— Start Data shown —

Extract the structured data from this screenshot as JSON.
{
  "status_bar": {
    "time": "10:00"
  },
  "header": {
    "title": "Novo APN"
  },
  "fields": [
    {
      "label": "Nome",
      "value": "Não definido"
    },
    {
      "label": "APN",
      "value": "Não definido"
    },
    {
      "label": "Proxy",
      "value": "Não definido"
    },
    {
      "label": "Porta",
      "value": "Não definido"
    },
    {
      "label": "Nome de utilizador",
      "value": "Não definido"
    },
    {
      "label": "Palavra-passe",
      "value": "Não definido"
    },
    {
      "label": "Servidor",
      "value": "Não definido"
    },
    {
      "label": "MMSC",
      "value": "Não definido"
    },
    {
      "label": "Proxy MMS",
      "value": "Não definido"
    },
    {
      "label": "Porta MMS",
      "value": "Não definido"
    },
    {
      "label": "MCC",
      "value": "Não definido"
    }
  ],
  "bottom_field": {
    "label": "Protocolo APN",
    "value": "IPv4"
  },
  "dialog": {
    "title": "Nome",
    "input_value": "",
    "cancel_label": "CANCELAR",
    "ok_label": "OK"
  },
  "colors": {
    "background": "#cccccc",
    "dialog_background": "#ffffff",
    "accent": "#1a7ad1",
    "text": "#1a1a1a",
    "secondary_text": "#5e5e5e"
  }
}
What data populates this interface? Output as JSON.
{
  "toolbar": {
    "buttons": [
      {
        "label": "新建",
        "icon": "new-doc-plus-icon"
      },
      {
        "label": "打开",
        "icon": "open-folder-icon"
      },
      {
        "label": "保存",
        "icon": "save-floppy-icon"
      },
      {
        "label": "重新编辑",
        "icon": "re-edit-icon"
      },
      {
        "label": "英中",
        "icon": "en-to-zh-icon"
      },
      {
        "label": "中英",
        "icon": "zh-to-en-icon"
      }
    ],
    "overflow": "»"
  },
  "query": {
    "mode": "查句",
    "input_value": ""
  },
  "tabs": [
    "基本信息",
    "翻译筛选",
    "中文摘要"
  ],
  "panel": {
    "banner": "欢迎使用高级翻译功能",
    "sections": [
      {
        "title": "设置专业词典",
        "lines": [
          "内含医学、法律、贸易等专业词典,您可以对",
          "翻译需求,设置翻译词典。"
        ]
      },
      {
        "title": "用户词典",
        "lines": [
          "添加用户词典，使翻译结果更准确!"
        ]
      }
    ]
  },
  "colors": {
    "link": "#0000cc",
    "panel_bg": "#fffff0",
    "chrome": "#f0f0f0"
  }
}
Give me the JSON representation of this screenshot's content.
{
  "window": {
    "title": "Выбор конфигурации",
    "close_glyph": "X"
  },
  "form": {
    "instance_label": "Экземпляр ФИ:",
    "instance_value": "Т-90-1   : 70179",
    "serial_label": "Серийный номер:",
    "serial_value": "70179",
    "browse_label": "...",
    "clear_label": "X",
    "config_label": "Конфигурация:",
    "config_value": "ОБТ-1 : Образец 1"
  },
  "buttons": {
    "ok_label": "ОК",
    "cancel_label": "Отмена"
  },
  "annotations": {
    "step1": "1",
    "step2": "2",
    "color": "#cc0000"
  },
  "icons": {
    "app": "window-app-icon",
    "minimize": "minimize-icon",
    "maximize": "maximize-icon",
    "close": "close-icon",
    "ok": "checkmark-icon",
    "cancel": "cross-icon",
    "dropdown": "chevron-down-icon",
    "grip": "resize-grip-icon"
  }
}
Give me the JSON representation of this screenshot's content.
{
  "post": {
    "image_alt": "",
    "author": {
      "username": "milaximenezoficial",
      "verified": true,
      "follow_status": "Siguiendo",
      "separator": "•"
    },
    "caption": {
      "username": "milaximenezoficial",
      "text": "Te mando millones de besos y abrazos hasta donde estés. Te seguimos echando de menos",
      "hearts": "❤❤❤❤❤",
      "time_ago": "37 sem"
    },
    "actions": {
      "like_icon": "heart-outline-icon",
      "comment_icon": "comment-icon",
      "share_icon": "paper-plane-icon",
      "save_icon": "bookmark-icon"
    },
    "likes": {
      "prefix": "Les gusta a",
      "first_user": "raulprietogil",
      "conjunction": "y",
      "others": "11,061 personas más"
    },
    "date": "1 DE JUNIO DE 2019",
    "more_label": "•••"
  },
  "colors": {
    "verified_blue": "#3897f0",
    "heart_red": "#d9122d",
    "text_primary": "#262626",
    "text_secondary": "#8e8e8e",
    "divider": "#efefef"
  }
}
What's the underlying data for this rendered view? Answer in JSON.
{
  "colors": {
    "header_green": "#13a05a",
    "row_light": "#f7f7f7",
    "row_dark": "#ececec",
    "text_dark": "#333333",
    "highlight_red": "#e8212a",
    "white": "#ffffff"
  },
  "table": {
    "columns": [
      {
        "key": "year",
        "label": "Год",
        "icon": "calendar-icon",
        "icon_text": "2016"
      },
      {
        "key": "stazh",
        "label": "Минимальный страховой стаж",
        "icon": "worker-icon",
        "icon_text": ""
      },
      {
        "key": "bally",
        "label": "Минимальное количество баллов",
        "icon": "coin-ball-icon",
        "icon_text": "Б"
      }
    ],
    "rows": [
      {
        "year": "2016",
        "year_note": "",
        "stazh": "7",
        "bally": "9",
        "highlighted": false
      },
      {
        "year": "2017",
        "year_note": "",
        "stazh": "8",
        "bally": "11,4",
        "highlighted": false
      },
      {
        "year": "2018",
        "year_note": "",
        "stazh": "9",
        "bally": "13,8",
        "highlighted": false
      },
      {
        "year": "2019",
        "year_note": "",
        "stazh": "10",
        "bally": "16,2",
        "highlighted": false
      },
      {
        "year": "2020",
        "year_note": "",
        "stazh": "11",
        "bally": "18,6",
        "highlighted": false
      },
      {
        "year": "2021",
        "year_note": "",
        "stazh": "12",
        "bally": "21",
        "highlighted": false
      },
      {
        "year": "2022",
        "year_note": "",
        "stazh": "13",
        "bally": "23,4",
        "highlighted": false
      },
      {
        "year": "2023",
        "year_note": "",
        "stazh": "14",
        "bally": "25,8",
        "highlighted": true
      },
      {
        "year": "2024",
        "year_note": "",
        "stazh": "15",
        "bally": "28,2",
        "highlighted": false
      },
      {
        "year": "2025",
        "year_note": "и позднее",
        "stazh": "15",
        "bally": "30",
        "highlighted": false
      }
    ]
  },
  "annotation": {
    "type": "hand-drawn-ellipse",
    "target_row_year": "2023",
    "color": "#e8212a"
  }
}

— End Data shown —

* [What to do] Return the lines of the records that include the string "Nome".

* [Response]
      "label": "Nome",
      "label": "Nome de utilizador",
    "title": "Nome",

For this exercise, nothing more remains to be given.